▸ PAGE TEXT:
┌────────

Identification of the stress granule transcriptome via RNA-editing in single cells and in vivo

Cell Rep Methods. 2022 Jun 20;2(6):100235. doi: 10.1016/j.crmeth.2022.100235.

Abstract

Stress granules are phase-separated assemblies formed around RNAs. So far, the techniques available to identify these RNAs are not suitable for single cells and small tissues displaying cell heterogeneity. Here, we used TRIBE (target of RNA-binding proteins identified by editing) to profile stress granule RNAs. We used an RNA-binding protein (FMR1) fused to the catalytic domain of an RNA-editing enzyme (ADAR), which coalesces into stress granules upon oxidative stress. RNAs colocalized with this fusion are edited, producing mutations that are detectable by VASA sequencing. Using single-molecule FISH, we validated that this purification-free method can reliably identify stress granule RNAs in bulk and single S2 cells and in Drosophila neurons. Similar to mammalian cells, we find that stress granule mRNAs encode ATP binding, cell cycle, and transcription factors. This method opens the possibility to identify stress granule RNAs and other RNA-based assemblies in other single cells and tissues.

Keywords: Drosophila; RNA; RNA-editing; S2 cells; VASA-seq; hyperTRIBE; neurons; single cell; stress granules.

└────────

▸ REQUIRED ACTION:
Write out the abstract page on identifying the stress granule transcriptome word for word, including its title, citation line, and keywords.

▸ Stored data entries:
┌────────

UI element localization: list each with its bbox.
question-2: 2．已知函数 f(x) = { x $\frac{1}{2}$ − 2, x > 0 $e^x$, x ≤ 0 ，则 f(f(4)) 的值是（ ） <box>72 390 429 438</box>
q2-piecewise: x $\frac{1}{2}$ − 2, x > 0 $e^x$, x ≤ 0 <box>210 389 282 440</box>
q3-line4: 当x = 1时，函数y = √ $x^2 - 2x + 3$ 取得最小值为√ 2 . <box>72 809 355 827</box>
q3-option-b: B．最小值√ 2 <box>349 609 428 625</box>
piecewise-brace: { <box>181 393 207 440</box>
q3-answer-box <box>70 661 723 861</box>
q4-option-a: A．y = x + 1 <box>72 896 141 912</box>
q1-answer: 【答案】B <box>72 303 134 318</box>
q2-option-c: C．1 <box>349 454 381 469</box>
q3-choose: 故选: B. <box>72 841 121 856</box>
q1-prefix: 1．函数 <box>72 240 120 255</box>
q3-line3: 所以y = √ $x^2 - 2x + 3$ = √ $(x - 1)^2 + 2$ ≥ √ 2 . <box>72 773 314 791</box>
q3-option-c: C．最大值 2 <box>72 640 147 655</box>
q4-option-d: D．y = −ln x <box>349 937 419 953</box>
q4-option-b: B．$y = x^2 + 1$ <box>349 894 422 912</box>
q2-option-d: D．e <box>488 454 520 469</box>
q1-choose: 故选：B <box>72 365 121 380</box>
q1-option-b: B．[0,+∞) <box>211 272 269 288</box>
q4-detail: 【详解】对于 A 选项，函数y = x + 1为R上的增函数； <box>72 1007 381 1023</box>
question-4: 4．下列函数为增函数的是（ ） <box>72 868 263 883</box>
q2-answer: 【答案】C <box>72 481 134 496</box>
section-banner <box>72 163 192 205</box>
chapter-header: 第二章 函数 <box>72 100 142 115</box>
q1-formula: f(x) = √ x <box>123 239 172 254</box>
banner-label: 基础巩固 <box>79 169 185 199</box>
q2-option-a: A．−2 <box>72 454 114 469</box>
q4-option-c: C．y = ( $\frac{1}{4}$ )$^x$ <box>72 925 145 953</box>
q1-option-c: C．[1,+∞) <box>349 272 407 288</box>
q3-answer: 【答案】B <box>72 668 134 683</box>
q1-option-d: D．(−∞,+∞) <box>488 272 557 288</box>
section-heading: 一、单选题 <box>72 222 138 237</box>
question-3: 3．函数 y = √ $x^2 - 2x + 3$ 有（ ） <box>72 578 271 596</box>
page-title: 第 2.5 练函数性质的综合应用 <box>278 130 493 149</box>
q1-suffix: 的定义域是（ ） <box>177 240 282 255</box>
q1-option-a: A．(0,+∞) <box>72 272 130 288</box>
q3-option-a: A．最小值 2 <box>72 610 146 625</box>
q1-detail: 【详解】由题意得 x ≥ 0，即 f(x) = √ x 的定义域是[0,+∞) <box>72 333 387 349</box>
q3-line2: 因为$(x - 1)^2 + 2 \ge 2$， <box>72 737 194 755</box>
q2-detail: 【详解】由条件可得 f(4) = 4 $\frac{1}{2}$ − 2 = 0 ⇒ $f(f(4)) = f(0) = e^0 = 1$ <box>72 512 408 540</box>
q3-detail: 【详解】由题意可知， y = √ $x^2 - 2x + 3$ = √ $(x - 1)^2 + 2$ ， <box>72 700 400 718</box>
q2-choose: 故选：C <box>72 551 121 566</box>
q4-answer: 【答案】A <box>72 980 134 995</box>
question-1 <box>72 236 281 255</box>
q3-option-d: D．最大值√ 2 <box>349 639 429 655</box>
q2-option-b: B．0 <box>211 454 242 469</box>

└────────

▸ EXERCISE RESULT:
Identification of the stress granule transcriptome via RNA-editing in single cells and in vivo

Cell Rep Methods. 2022 Jun 20;2(6):100235. doi: 10.1016/j.crmeth.2022.100235.

Abstract

Stress granules are phase-separated assemblies formed around RNAs. So far, the techniques available to identify these RNAs are not suitable for single cells and small tissues displaying cell heterogeneity. Here, we used TRIBE (target of RNA-binding proteins identified by editing) to profile stress granule RNAs. We used an RNA-binding protein (FMR1) fused to the catalytic domain of an RNA-editing enzyme (ADAR), which coalesces into stress granules upon oxidative stress. RNAs colocalized with this fusion are edited, producing mutations that are detectable by VASA sequencing. Using single-molecule FISH, we validated that this purification-free method can reliably identify stress granule RNAs in bulk and single S2 cells and in Drosophila neurons. Similar to mammalian cells, we find that stress granule mRNAs encode ATP binding, cell cycle, and transcription factors. This method opens the possibility to identify stress granule RNAs and other RNA-based assemblies in other single cells and tissues.

Keywords: Drosophila; RNA; RNA-editing; S2 cells; VASA-seq; hyperTRIBE; neurons; single cell; stress granules.